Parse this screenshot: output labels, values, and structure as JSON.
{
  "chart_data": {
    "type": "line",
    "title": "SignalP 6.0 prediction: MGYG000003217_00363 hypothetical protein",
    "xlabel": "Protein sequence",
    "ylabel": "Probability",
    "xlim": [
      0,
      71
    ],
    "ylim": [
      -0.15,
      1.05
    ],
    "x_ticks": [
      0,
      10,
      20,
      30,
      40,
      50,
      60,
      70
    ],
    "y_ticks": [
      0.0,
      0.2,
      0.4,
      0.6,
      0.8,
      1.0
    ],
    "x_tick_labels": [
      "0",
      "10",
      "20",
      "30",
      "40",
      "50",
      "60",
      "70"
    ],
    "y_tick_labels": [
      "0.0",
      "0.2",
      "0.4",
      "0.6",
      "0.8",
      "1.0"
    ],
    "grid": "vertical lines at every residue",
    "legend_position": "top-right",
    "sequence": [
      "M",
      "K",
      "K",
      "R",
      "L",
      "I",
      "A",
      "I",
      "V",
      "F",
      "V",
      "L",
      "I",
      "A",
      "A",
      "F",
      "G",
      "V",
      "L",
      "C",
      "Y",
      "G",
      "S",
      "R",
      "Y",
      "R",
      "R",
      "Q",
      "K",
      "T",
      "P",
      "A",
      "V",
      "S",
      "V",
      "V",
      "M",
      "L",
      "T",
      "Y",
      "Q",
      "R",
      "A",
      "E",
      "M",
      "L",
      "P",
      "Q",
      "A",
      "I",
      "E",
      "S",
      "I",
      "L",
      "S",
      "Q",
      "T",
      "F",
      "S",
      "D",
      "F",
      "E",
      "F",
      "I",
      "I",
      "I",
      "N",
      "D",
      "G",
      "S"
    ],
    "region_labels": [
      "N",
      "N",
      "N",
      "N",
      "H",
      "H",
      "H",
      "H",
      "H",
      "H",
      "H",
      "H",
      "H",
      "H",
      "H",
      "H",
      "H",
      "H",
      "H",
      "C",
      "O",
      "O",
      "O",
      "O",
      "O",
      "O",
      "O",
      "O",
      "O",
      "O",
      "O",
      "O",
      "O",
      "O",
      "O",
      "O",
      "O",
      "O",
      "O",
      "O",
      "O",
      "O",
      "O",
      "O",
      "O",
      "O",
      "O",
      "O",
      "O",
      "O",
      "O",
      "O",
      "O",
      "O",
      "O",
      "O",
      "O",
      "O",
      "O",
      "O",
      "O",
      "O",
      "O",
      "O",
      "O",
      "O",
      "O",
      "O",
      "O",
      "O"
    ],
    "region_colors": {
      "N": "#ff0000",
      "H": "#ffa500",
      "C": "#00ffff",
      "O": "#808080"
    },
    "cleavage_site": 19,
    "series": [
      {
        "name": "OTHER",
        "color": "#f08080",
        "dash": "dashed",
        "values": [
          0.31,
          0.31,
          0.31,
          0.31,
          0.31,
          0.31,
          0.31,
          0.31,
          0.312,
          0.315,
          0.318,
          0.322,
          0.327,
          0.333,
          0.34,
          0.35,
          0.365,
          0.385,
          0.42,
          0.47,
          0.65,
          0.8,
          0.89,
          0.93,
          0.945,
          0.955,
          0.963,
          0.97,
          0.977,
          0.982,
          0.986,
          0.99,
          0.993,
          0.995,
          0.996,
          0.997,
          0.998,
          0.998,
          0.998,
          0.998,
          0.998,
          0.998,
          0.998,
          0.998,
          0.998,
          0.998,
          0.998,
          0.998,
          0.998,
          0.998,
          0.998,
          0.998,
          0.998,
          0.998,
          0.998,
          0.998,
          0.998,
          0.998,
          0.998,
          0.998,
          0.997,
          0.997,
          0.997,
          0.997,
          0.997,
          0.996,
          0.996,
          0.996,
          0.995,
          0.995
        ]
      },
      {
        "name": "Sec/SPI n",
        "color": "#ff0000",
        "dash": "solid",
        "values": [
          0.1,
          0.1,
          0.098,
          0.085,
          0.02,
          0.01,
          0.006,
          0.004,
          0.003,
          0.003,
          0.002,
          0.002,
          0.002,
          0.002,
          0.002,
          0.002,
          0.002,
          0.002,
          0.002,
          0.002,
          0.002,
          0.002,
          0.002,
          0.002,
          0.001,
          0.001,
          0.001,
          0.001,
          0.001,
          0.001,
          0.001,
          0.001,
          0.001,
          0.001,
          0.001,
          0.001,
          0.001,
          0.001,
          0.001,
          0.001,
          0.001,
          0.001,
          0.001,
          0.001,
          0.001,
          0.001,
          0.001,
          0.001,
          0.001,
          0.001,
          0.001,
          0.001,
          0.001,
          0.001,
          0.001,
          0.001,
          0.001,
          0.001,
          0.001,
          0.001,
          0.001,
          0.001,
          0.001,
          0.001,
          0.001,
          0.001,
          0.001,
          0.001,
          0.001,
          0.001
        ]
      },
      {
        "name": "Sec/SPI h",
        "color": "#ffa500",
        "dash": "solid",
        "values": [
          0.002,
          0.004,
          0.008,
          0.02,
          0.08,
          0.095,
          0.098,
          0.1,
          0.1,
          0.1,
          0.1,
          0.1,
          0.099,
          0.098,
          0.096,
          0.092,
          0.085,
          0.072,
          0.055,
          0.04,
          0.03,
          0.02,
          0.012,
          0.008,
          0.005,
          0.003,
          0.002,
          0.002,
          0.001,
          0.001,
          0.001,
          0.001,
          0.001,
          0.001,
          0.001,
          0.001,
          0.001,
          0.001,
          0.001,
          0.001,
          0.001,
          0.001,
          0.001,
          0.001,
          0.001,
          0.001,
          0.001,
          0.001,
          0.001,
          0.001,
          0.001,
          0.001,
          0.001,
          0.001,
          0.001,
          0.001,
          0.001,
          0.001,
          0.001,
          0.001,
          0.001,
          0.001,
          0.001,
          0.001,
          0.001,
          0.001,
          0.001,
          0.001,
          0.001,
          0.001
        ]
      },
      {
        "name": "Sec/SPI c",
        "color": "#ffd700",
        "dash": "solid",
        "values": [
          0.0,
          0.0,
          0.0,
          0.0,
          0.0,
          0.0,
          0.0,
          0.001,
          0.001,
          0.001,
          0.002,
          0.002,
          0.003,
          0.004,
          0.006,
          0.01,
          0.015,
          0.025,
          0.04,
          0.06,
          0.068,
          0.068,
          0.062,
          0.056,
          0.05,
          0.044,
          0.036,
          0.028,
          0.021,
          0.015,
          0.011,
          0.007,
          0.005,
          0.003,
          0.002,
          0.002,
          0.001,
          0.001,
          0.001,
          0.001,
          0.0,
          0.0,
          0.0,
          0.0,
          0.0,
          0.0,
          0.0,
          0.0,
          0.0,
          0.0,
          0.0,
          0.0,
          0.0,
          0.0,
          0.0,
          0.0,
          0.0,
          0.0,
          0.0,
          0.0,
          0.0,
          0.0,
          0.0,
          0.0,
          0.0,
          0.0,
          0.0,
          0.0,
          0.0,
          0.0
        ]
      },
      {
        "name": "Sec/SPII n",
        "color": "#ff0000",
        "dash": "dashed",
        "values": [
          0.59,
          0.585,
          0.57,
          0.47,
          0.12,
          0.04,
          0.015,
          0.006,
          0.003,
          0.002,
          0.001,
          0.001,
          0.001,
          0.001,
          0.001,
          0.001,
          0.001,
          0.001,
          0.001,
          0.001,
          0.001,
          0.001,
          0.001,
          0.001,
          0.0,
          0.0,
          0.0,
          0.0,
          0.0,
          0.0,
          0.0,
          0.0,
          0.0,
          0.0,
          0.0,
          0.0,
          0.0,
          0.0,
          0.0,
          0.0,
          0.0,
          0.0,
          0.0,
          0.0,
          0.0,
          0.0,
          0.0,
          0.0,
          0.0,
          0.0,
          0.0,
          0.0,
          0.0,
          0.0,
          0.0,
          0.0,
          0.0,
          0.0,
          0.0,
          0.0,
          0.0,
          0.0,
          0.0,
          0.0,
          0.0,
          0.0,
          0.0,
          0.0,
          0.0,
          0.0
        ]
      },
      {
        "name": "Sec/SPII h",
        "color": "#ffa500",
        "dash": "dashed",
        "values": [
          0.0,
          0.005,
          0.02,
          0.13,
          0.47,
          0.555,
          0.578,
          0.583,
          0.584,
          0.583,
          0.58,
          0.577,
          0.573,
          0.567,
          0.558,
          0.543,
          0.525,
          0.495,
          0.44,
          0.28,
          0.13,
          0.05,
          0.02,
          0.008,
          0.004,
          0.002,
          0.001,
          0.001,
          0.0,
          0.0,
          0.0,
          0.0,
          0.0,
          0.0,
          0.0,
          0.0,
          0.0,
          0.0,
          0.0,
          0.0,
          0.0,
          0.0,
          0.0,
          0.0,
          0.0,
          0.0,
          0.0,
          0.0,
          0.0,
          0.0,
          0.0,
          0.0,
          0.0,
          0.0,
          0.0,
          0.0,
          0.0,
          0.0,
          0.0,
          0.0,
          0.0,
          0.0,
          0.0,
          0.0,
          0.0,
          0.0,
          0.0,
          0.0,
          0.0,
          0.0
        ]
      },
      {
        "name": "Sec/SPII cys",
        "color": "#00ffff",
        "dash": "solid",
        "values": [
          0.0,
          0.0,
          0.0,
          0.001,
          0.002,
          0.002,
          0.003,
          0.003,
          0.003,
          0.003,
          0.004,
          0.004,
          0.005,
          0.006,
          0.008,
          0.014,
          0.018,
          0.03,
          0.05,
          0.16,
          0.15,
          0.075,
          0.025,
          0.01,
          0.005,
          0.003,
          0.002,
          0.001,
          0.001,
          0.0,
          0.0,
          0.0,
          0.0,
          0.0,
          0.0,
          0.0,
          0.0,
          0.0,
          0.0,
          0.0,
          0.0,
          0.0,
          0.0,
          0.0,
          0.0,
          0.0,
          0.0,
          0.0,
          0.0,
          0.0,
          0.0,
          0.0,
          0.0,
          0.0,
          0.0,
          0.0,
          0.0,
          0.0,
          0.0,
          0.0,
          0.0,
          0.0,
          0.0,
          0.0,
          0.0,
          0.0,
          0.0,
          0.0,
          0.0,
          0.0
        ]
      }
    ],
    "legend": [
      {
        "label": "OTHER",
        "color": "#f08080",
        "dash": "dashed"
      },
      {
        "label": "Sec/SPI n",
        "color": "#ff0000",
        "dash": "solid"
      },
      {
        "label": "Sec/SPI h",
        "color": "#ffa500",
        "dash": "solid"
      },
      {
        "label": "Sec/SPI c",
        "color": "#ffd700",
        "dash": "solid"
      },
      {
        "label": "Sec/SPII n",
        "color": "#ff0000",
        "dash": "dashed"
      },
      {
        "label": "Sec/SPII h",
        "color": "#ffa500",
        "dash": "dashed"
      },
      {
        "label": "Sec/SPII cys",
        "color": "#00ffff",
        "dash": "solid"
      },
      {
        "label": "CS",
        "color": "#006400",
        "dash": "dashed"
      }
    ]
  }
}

▶ _Your objective_: Reproduce every line of the listing above in which the string "name" appears.

▶ _Expected answer_:
        "name": "OTHER",
        "name": "Sec/SPI n",
        "name": "Sec/SPI h",
        "name": "Sec/SPI c",
        "name": "Sec/SPII n",
        "name": "Sec/SPII h",
        "name": "Sec/SPII cys",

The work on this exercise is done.